To be able to use custom endpoints with the latest Spark distribution, one needs to add an external package (hadoop-aws
). Then, custum endpoints can be configured according to docs.
bin/spark-shell --packages org.apache.hadoop:hadoop-aws:2.7.2
Add this to your application, or in the spark-shell
:
sc.hadoopConfiguration.set("fs.s3a.endpoint", "<<ENDPOINT>>");
sc.hadoopConfiguration.set("fs.s3a.access.key","<<ACCESS_KEY>>");
sc.hadoopConfiguration.set("fs.s3a.secret.key","<<SECRET_KEY>>");
If your endpoint doesn't support HTTPS, then you'll need the following:
sc.hadoopConfiguration.set("fs.s3a.connection.ssl.enabled", "false");
You can use s3a urls like this:
s3a://<<BUCKET>>/<<FOLDER>>/<<FILE>>
Also, it is possible to use the credentials in the path:
s3a://<<ACCESS_KEY>>:<<SECRET_KEY>>@<<BUCKET>>/<<FOLDER>>/<<FILE>>
I am getting this error when I am reading S3 local instance.

ROWS

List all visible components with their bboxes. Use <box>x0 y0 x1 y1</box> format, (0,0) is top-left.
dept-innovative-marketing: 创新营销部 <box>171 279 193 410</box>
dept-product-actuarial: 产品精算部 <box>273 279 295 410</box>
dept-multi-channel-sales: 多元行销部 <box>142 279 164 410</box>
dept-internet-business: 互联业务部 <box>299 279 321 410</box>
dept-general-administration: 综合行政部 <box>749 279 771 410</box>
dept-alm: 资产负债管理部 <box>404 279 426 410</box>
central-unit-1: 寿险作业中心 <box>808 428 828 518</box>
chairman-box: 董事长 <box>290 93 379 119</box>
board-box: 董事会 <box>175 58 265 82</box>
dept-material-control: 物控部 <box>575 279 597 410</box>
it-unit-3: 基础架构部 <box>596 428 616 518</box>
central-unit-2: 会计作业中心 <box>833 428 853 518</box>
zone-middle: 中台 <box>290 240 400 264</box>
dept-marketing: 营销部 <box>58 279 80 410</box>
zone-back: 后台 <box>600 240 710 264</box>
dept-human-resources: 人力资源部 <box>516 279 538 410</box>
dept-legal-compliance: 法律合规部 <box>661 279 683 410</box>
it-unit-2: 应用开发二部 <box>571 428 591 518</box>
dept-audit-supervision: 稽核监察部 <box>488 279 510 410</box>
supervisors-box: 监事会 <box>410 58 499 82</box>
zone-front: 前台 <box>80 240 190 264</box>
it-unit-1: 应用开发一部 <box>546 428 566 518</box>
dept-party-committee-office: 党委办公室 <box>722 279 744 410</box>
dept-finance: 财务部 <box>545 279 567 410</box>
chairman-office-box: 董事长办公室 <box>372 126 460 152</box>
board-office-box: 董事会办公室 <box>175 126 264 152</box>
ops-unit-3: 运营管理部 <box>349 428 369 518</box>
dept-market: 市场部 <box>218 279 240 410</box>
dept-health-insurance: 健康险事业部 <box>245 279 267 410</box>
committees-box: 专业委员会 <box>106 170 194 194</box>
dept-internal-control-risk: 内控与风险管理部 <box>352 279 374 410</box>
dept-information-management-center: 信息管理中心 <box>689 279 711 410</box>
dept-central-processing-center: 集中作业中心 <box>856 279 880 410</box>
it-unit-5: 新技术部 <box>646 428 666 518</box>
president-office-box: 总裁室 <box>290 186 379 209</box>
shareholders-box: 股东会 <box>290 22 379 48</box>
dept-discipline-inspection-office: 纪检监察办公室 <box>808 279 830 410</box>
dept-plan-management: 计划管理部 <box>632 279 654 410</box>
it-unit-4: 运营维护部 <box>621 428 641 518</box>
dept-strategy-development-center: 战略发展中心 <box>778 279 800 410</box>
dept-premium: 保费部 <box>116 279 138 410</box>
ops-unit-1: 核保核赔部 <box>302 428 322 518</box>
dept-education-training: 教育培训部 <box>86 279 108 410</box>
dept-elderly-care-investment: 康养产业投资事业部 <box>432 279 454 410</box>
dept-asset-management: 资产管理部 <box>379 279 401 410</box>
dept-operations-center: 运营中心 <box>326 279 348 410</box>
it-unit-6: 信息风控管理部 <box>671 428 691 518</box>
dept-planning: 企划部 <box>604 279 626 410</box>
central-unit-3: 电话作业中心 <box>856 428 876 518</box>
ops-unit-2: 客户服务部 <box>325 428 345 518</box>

WORK TO COMPLETE
1. Transcribe the Spark custom-endpoint text from "bin/spark-shell --packages org.apache.hadoop:hadoop-aws:2.7.2" to "S3 local instance.".
2. Pick up where the text about Spark custom S3 endpoints stops and continue it.

EXERCISE ANSWERS
1.
bin/spark-shell --packages org.apache.hadoop:hadoop-aws:2.7.2
Add this to your application, or in the spark-shell
:
sc.hadoopConfiguration.set("fs.s3a.endpoint", "<<ENDPOINT>>");
sc.hadoopConfiguration.set("fs.s3a.access.key","<<ACCESS_KEY>>");
sc.hadoopConfiguration.set("fs.s3a.secret.key","<<SECRET_KEY>>");
If your endpoint doesn't support HTTPS, then you'll need the following:
sc.hadoopConfiguration.set("fs.s3a.connection.ssl.enabled", "false");
You can use s3a urls like this:
s3a://<<BUCKET>>/<<FOLDER>>/<<FILE>>
Also, it is possible to use the credentials in the path:
s3a://<<ACCESS_KEY>>:<<SECRET_KEY>>@<<BUCKET>>/<<FOLDER>>/<<FILE>>
I am getting this error when I am reading S3 local instance.

2.
The confs I have set are -
val sparkConf = new SparkConf().setAppName("testing") .set("fs.s3a.endpoint", "http://127.0.0.1:9090") .set("fs.s3a.multipart.size", "104857600) .set("fs.s3a.connection.ssl.enabled", "false") .set("fs.s3a.access.key", "adfadf") .set("fs.s3a.secret.key", "qerqer")
java.lang.IllegalArgumentException
at java.base/java.util.concurrent.ThreadPoolExecutor.(ThreadPoolExecutor.java:1293)
at java.base/java.util.concurrent.ThreadPoolExecutor.(ThreadPoolExecutor.java:1215)
at org.apache.hadoop.fs.s3a.S3AFileSystem.initialize(S3AFileSystem.java:280)